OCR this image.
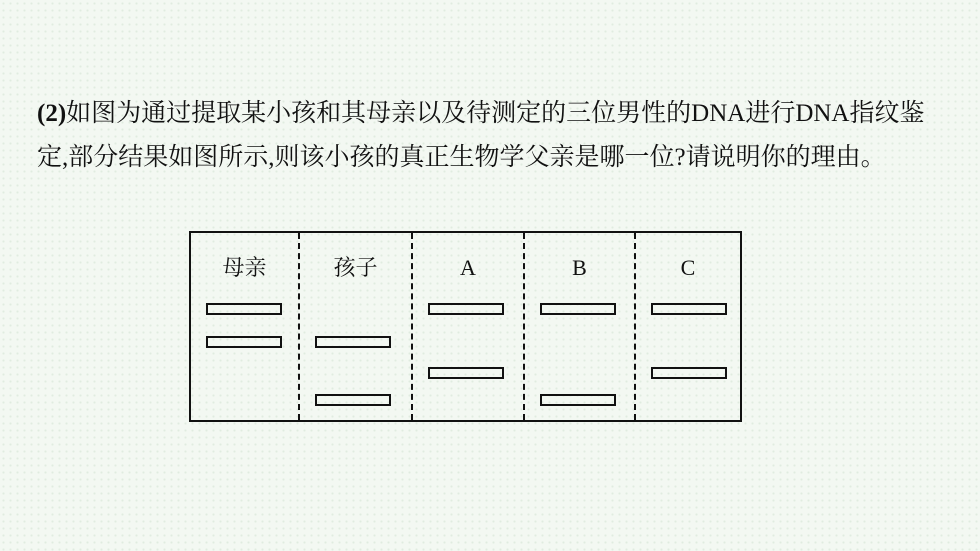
(2)如图为通过提取某小孩和其母亲以及待测定的三位男性的DNA进行DNA指纹鉴定,部分结果如图所示,则该小孩的真正生物学父亲是哪一位?请说明你的理由。

母亲	孩子	A	B	C
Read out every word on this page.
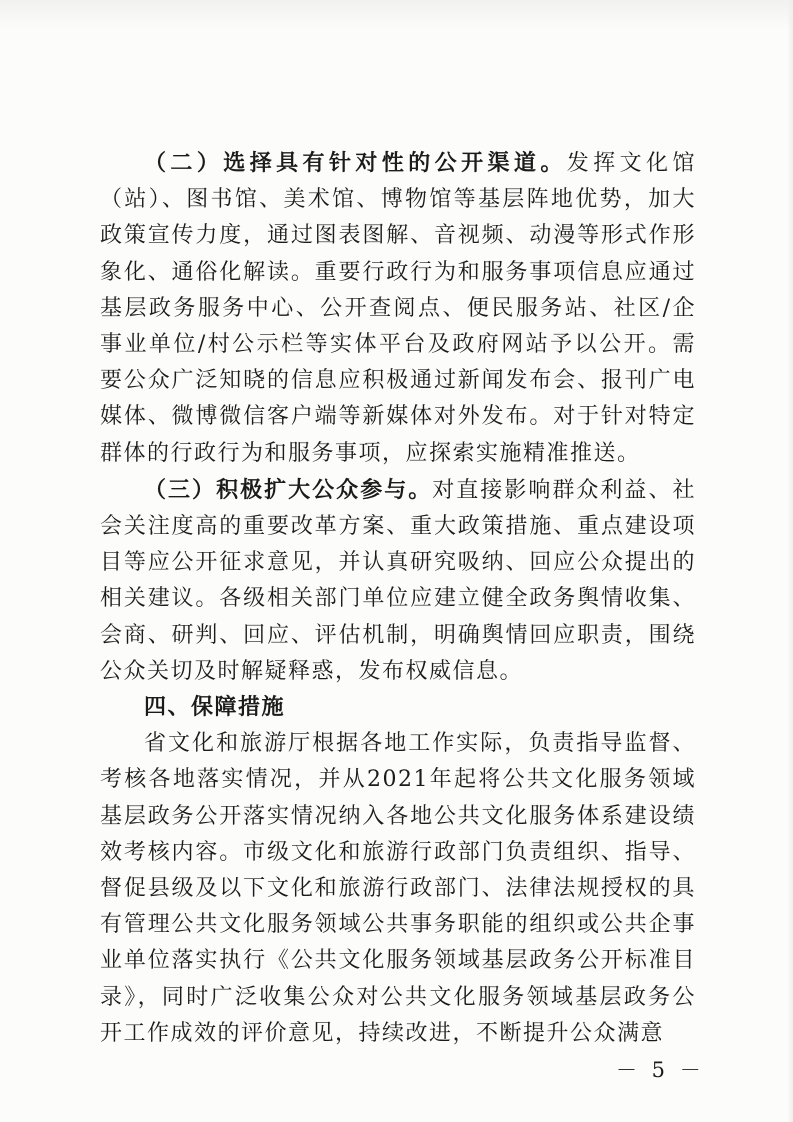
（二）选择具有针对性的公开渠道。发挥文化馆（站）、图书馆、美术馆、博物馆等基层阵地优势，加大政策宣传力度，通过图表图解、音视频、动漫等形式作形象化、通俗化解读。重要行政行为和服务事项信息应通过基层政务服务中心、公开查阅点、便民服务站、社区/企事业单位/村公示栏等实体平台及政府网站予以公开。需要公众广泛知晓的信息应积极通过新闻发布会、报刊广电媒体、微博微信客户端等新媒体对外发布。对于针对特定群体的行政行为和服务事项，应探索实施精准推送。

（三）积极扩大公众参与。对直接影响群众利益、社会关注度高的重要改革方案、重大政策措施、重点建设项目等应公开征求意见，并认真研究吸纳、回应公众提出的相关建议。各级相关部门单位应建立健全政务舆情收集、会商、研判、回应、评估机制，明确舆情回应职责，围绕公众关切及时解疑释惑，发布权威信息。

四、保障措施

省文化和旅游厅根据各地工作实际，负责指导监督、考核各地落实情况，并从2021年起将公共文化服务领域基层政务公开落实情况纳入各地公共文化服务体系建设绩效考核内容。市级文化和旅游行政部门负责组织、指导、督促县级及以下文化和旅游行政部门、法律法规授权的具有管理公共文化服务领域公共事务职能的组织或公共企事业单位落实执行《公共文化服务领域基层政务公开标准目录》，同时广泛收集公众对公共文化服务领域基层政务公开工作成效的评价意见，持续改进，不断提升公众满意

－ 5 －
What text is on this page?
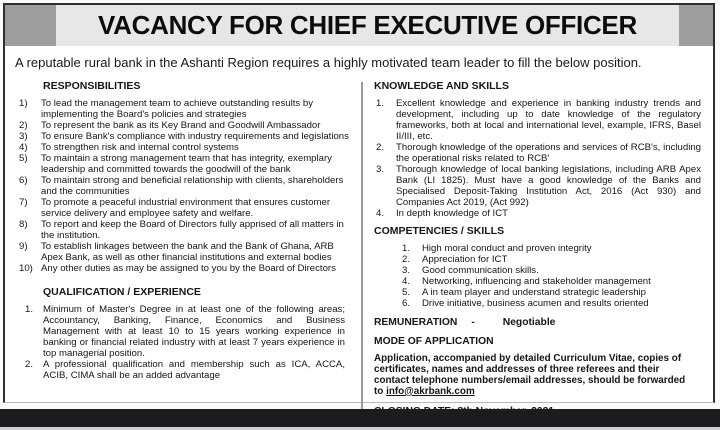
VACANCY FOR CHIEF EXECUTIVE OFFICER
A reputable rural bank in the Ashanti Region requires a highly motivated team leader to fill the below position.
RESPONSIBILITIES
1)	To lead the management team to achieve outstanding results by implementing the Board's policies and strategies
2)	To represent the bank as its Key Brand and Goodwill Ambassador
3)	To ensure Bank's compliance with industry requirements and legislations
4)	To strengthen risk and internal control systems
5)	To maintain a strong management team that has integrity, exemplary leadership and committed towards the goodwill of the bank
6)	To maintain strong and beneficial relationship with clients, shareholders and the communities
7)	To promote a peaceful industrial environment that ensures customer service delivery and employee safety and welfare.
8)	To report and keep the Board of Directors fully apprised of all matters in the institution.
9)	To establish linkages between the bank and the Bank of Ghana, ARB Apex Bank, as well as other financial institutions and external bodies
10) Any other duties as may be assigned to you by the Board of Directors
QUALIFICATION / EXPERIENCE
1.	Minimum of Master's Degree in at least one of the following areas; Accountancy, Banking, Finance, Economics and Business Management with at least 10 to 15 years working experience in banking or financial related industry with at least 7 years experience in top managerial position.
2.	A professional qualification and membership such as ICA, ACCA, ACIB, CIMA shall be an added advantage
KNOWLEDGE AND SKILLS
1.	Excellent knowledge and experience in banking industry trends and development, including up to date knowledge of the regulatory frameworks, both at local and international level, example, IFRS, Basel II/III, etc.
2.	Thorough knowledge of the operations and services of RCB's, including the operational risks related to RCB'
3.	Thorough knowledge of local banking legislations, including ARB Apex Bank (LI 1825). Must have a good knowledge of the Banks and Specialised Deposit-Taking Institution Act, 2016 (Act 930) and Companies Act 2019, (Act 992)
4.	In depth knowledge of ICT
COMPETENCIES / SKILLS
1.	High moral conduct and proven integrity
2.	Appreciation for ICT
3.	Good communication skills.
4.	Networking, influencing and stakeholder management
5.	A in team player and understand strategic leadership
6.	Drive initiative, business acumen and results oriented
REMUNERATION -	Negotiable
MODE OF APPLICATION
Application, accompanied by detailed Curriculum Vitae, copies of certificates, names and addresses of three referees and their contact telephone numbers/email addresses, should be forwarded to info@akrbank.com
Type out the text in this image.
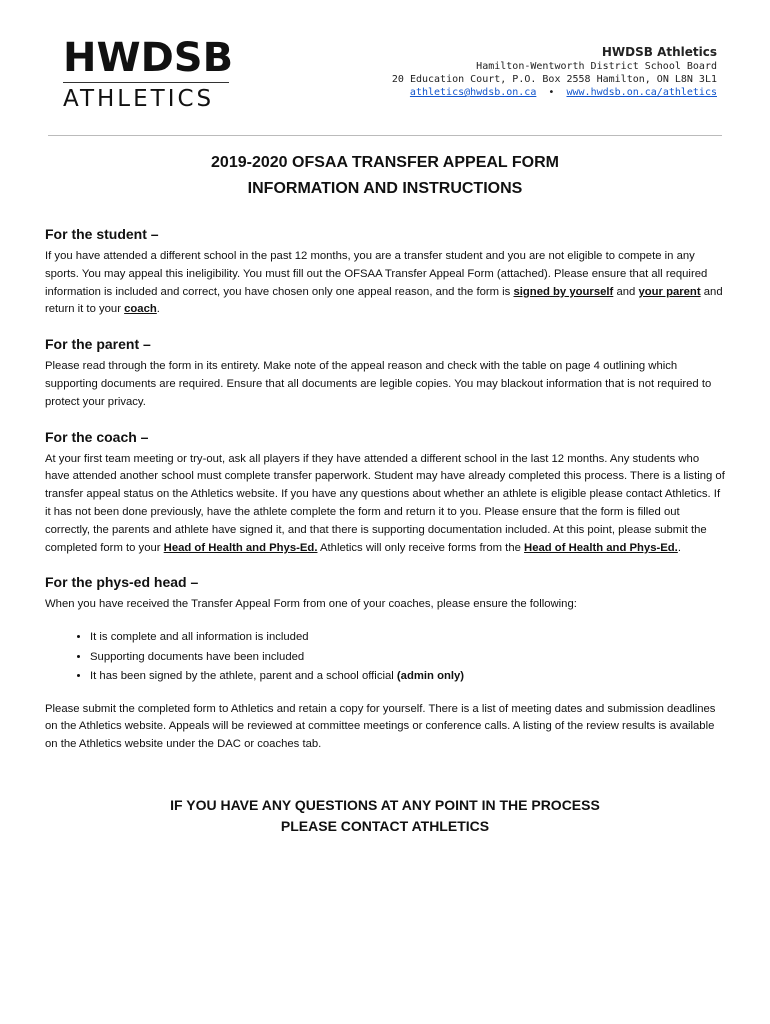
HWDSB
ATHLETICS
HWDSB Athletics
Hamilton-Wentworth District School Board
20 Education Court, P.O. Box 2558 Hamilton, ON L8N 3L1
athletics@hwdsb.on.ca • www.hwdsb.on.ca/athletics
2019-2020 OFSAA TRANSFER APPEAL FORM
INFORMATION AND INSTRUCTIONS
For the student –

If you have attended a different school in the past 12 months, you are a transfer student and you are not eligible to compete in any sports. You may appeal this ineligibility. You must fill out the OFSAA Transfer Appeal Form (attached). Please ensure that all required information is included and correct, you have chosen only one appeal reason, and the form is signed by yourself and your parent and return it to your coach.

For the parent –

Please read through the form in its entirety. Make note of the appeal reason and check with the table on page 4 outlining which supporting documents are required. Ensure that all documents are legible copies. You may blackout information that is not required to protect your privacy.

For the coach –

At your first team meeting or try-out, ask all players if they have attended a different school in the last 12 months. Any students who have attended another school must complete transfer paperwork. Student may have already completed this process. There is a listing of transfer appeal status on the Athletics website. If you have any questions about whether an athlete is eligible please contact Athletics. If it has not been done previously, have the athlete complete the form and return it to you. Please ensure that the form is filled out correctly, the parents and athlete have signed it, and that there is supporting documentation included. At this point, please submit the completed form to your Head of Health and Phys-Ed. Athletics will only receive forms from the Head of Health and Phys-Ed..

For the phys-ed head –

When you have received the Transfer Appeal Form from one of your coaches, please ensure the following:

• It is complete and all information is included
• Supporting documents have been included
• It has been signed by the athlete, parent and a school official (admin only)

Please submit the completed form to Athletics and retain a copy for yourself. There is a list of meeting dates and submission deadlines on the Athletics website. Appeals will be reviewed at committee meetings or conference calls. A listing of the review results is available on the Athletics website under the DAC or coaches tab.

IF YOU HAVE ANY QUESTIONS AT ANY POINT IN THE PROCESS
PLEASE CONTACT ATHLETICS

## Request
Pick out every line with the string "required" and copy it.

## Answer for this exercise
If you have attended a different school in the past 12 months, you are a transfer student and you are not eligible to compete in any sports. You may appeal this ineligibility. You must fill out the OFSAA Transfer Appeal Form (attached). Please ensure that all required information is included and correct, you have chosen only one appeal reason, and the form is signed by yourself and your parent and return it to your coach.
Please read through the form in its entirety. Make note of the appeal reason and check with the table on page 4 outlining which supporting documents are required. Ensure that all documents are legible copies. You may blackout information that is not required to protect your privacy.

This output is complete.